Instructions for the task: Make an exact copy of the entries, and keep any pictures out of it.

Dataset entries:
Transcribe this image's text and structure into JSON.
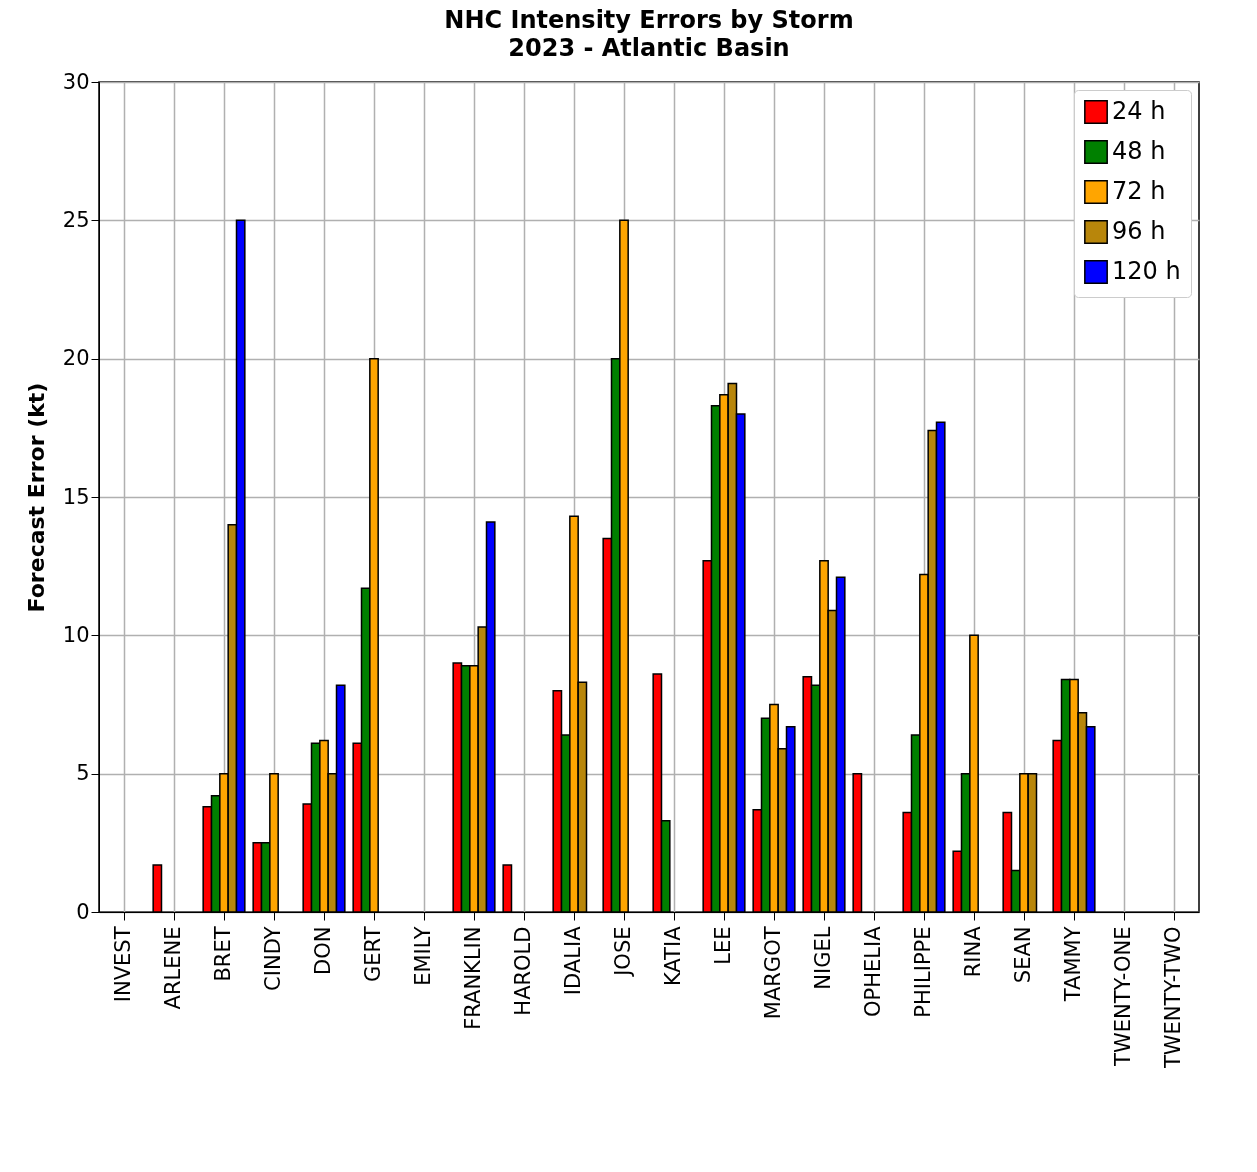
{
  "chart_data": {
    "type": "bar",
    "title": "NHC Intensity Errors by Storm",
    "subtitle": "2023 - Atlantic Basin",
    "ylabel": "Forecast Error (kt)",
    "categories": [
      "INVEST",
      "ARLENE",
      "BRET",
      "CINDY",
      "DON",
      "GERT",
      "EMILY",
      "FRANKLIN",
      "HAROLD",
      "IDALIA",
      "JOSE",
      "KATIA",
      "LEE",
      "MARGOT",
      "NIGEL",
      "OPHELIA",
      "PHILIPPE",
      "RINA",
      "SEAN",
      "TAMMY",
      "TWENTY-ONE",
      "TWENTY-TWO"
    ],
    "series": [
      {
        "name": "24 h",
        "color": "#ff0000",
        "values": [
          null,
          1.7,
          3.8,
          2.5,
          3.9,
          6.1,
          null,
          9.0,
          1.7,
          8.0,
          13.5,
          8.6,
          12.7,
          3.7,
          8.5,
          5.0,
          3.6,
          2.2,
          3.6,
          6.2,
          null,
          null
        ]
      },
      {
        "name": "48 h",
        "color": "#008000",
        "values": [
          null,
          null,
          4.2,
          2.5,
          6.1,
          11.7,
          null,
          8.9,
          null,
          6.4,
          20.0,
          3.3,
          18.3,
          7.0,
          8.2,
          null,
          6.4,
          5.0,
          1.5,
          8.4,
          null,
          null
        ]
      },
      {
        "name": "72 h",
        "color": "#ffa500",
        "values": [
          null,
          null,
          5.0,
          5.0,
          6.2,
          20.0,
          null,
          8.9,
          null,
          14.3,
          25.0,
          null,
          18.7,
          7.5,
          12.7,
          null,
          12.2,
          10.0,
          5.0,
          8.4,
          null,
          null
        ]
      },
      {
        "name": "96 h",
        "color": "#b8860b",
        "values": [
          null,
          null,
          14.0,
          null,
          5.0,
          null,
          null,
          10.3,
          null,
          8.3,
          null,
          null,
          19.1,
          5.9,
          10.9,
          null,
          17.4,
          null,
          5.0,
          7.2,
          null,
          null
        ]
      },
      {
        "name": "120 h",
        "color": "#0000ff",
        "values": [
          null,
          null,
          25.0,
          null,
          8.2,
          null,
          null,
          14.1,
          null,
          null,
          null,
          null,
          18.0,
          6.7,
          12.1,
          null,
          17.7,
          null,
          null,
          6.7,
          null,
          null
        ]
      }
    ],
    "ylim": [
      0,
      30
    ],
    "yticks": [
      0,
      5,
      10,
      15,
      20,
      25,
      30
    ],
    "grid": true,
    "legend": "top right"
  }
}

Task result:
Transcribe this image's text and structure into JSON.
{
  "chart_data": {
    "type": "bar",
    "title": "NHC Intensity Errors by Storm",
    "subtitle": "2023 - Atlantic Basin",
    "ylabel": "Forecast Error (kt)",
    "categories": [
      "INVEST",
      "ARLENE",
      "BRET",
      "CINDY",
      "DON",
      "GERT",
      "EMILY",
      "FRANKLIN",
      "HAROLD",
      "IDALIA",
      "JOSE",
      "KATIA",
      "LEE",
      "MARGOT",
      "NIGEL",
      "OPHELIA",
      "PHILIPPE",
      "RINA",
      "SEAN",
      "TAMMY",
      "TWENTY-ONE",
      "TWENTY-TWO"
    ],
    "series": [
      {
        "name": "24 h",
        "color": "#ff0000",
        "values": [
          null,
          1.7,
          3.8,
          2.5,
          3.9,
          6.1,
          null,
          9.0,
          1.7,
          8.0,
          13.5,
          8.6,
          12.7,
          3.7,
          8.5,
          5.0,
          3.6,
          2.2,
          3.6,
          6.2,
          null,
          null
        ]
      },
      {
        "name": "48 h",
        "color": "#008000",
        "values": [
          null,
          null,
          4.2,
          2.5,
          6.1,
          11.7,
          null,
          8.9,
          null,
          6.4,
          20.0,
          3.3,
          18.3,
          7.0,
          8.2,
          null,
          6.4,
          5.0,
          1.5,
          8.4,
          null,
          null
        ]
      },
      {
        "name": "72 h",
        "color": "#ffa500",
        "values": [
          null,
          null,
          5.0,
          5.0,
          6.2,
          20.0,
          null,
          8.9,
          null,
          14.3,
          25.0,
          null,
          18.7,
          7.5,
          12.7,
          null,
          12.2,
          10.0,
          5.0,
          8.4,
          null,
          null
        ]
      },
      {
        "name": "96 h",
        "color": "#b8860b",
        "values": [
          null,
          null,
          14.0,
          null,
          5.0,
          null,
          null,
          10.3,
          null,
          8.3,
          null,
          null,
          19.1,
          5.9,
          10.9,
          null,
          17.4,
          null,
          5.0,
          7.2,
          null,
          null
        ]
      },
      {
        "name": "120 h",
        "color": "#0000ff",
        "values": [
          null,
          null,
          25.0,
          null,
          8.2,
          null,
          null,
          14.1,
          null,
          null,
          null,
          null,
          18.0,
          6.7,
          12.1,
          null,
          17.7,
          null,
          null,
          6.7,
          null,
          null
        ]
      }
    ],
    "ylim": [
      0,
      30
    ],
    "yticks": [
      0,
      5,
      10,
      15,
      20,
      25,
      30
    ],
    "grid": true,
    "legend": "top right"
  }
}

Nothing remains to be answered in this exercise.